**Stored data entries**
[Start]

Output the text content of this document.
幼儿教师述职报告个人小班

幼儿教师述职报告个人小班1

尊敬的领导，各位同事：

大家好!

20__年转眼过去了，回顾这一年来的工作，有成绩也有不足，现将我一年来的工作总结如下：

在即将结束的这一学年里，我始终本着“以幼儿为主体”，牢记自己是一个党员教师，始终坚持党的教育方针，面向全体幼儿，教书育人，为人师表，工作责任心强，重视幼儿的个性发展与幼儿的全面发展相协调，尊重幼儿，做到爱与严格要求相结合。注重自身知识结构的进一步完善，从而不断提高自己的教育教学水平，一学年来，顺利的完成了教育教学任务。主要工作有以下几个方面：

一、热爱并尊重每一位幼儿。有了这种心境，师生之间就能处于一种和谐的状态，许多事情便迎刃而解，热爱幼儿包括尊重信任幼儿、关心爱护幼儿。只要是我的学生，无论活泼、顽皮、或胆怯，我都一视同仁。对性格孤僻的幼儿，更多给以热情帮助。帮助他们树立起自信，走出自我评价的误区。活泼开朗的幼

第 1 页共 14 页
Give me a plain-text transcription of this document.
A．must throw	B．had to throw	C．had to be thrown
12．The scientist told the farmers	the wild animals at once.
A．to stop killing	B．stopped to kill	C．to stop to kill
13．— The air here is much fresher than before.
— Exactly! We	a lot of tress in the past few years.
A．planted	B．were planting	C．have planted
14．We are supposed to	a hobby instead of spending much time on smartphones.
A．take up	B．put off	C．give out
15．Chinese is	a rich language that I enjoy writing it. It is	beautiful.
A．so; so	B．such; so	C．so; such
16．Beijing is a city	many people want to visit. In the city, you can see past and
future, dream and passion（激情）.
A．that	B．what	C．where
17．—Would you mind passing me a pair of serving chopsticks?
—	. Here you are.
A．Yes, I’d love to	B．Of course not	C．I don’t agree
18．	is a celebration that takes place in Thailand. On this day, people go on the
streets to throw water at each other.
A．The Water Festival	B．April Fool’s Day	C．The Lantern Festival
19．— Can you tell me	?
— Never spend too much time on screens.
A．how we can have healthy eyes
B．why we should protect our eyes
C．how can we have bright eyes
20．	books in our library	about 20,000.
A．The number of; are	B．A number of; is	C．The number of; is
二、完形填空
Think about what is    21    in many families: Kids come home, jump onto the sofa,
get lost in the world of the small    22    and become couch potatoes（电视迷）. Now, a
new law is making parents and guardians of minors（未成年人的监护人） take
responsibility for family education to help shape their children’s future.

[End]

Write out the whole listing again. Match it word for word.

**RESULT OF THE TASK**
Output the text content of this document.
幼儿教师述职报告个人小班

幼儿教师述职报告个人小班1

尊敬的领导，各位同事：

大家好!

20__年转眼过去了，回顾这一年来的工作，有成绩也有不足，现将我一年来的工作总结如下：

在即将结束的这一学年里，我始终本着“以幼儿为主体”，牢记自己是一个党员教师，始终坚持党的教育方针，面向全体幼儿，教书育人，为人师表，工作责任心强，重视幼儿的个性发展与幼儿的全面发展相协调，尊重幼儿，做到爱与严格要求相结合。注重自身知识结构的进一步完善，从而不断提高自己的教育教学水平，一学年来，顺利的完成了教育教学任务。主要工作有以下几个方面：

一、热爱并尊重每一位幼儿。有了这种心境，师生之间就能处于一种和谐的状态，许多事情便迎刃而解，热爱幼儿包括尊重信任幼儿、关心爱护幼儿。只要是我的学生，无论活泼、顽皮、或胆怯，我都一视同仁。对性格孤僻的幼儿，更多给以热情帮助。帮助他们树立起自信，走出自我评价的误区。活泼开朗的幼

第 1 页共 14 页
Give me a plain-text transcription of this document.
A．must throw	B．had to throw	C．had to be thrown
12．The scientist told the farmers	the wild animals at once.
A．to stop killing	B．stopped to kill	C．to stop to kill
13．— The air here is much fresher than before.
— Exactly! We	a lot of tress in the past few years.
A．planted	B．were planting	C．have planted
14．We are supposed to	a hobby instead of spending much time on smartphones.
A．take up	B．put off	C．give out
15．Chinese is	a rich language that I enjoy writing it. It is	beautiful.
A．so; so	B．such; so	C．so; such
16．Beijing is a city	many people want to visit. In the city, you can see past and
future, dream and passion（激情）.
A．that	B．what	C．where
17．—Would you mind passing me a pair of serving chopsticks?
—	. Here you are.
A．Yes, I’d love to	B．Of course not	C．I don’t agree
18．	is a celebration that takes place in Thailand. On this day, people go on the
streets to throw water at each other.
A．The Water Festival	B．April Fool’s Day	C．The Lantern Festival
19．— Can you tell me	?
— Never spend too much time on screens.
A．how we can have healthy eyes
B．why we should protect our eyes
C．how can we have bright eyes
20．	books in our library	about 20,000.
A．The number of; are	B．A number of; is	C．The number of; is
二、完形填空
Think about what is    21    in many families: Kids come home, jump onto the sofa,
get lost in the world of the small    22    and become couch potatoes（电视迷）. Now, a
new law is making parents and guardians of minors（未成年人的监护人） take
responsibility for family education to help shape their children’s future.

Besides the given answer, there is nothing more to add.